◆ **Stated exercise**:
Copy exactly, and only, the lines from the line containing "Read out every word on this page." through the last line of the records below, both included.

++++ Extracted information

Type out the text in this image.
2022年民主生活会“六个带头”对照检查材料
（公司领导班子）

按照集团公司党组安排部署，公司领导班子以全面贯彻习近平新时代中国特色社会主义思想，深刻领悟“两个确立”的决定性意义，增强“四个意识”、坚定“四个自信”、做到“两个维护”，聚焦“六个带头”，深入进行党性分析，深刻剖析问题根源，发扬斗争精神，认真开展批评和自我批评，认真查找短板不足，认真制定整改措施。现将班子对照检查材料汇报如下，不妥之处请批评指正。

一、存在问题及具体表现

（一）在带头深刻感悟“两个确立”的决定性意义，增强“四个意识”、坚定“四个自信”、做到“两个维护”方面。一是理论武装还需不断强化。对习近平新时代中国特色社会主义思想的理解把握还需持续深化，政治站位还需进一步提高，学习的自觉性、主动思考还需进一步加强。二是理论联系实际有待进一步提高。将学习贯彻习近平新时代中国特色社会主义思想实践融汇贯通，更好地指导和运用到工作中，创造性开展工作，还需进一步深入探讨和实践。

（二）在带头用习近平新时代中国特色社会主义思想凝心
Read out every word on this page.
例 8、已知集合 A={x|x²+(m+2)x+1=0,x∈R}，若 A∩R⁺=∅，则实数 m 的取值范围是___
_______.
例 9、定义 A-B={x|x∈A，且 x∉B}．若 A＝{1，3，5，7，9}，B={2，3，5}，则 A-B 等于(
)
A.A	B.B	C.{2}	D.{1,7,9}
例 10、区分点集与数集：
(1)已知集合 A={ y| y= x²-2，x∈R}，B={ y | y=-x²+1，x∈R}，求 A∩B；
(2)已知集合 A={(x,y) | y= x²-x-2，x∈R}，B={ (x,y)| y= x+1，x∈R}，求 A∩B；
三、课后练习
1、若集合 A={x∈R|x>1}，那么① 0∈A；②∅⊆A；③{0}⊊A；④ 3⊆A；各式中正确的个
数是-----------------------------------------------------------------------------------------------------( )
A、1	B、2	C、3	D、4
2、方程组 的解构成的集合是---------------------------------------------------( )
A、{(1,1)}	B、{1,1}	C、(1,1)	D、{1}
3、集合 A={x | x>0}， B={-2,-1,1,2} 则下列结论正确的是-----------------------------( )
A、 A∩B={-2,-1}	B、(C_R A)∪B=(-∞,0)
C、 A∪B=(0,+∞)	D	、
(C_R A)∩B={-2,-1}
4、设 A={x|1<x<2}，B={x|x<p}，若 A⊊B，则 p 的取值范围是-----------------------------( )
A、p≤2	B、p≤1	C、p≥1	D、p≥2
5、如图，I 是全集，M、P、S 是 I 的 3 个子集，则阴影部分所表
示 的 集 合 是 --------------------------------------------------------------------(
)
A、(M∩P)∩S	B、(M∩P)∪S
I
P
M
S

++++++++

◆ **Response for this exercise**:
Read out every word on this page.
例 8、已知集合 A={x|x²+(m+2)x+1=0,x∈R}，若 A∩R⁺=∅，则实数 m 的取值范围是___
_______.
例 9、定义 A-B={x|x∈A，且 x∉B}．若 A＝{1，3，5，7，9}，B={2，3，5}，则 A-B 等于(
)
A.A	B.B	C.{2}	D.{1,7,9}
例 10、区分点集与数集：
(1)已知集合 A={ y| y= x²-2，x∈R}，B={ y | y=-x²+1，x∈R}，求 A∩B；
(2)已知集合 A={(x,y) | y= x²-x-2，x∈R}，B={ (x,y)| y= x+1，x∈R}，求 A∩B；
三、课后练习
1、若集合 A={x∈R|x>1}，那么① 0∈A；②∅⊆A；③{0}⊊A；④ 3⊆A；各式中正确的个
数是-----------------------------------------------------------------------------------------------------( )
A、1	B、2	C、3	D、4
2、方程组 的解构成的集合是---------------------------------------------------( )
A、{(1,1)}	B、{1,1}	C、(1,1)	D、{1}
3、集合 A={x | x>0}， B={-2,-1,1,2} 则下列结论正确的是-----------------------------( )
A、 A∩B={-2,-1}	B、(C_R A)∪B=(-∞,0)
C、 A∪B=(0,+∞)	D	、
(C_R A)∩B={-2,-1}
4、设 A={x|1<x<2}，B={x|x<p}，若 A⊊B，则 p 的取值范围是-----------------------------( )
A、p≤2	B、p≤1	C、p≥1	D、p≥2
5、如图，I 是全集，M、P、S 是 I 的 3 个子集，则阴影部分所表
示 的 集 合 是 --------------------------------------------------------------------(
)
A、(M∩P)∩S	B、(M∩P)∪S
I
P
M
S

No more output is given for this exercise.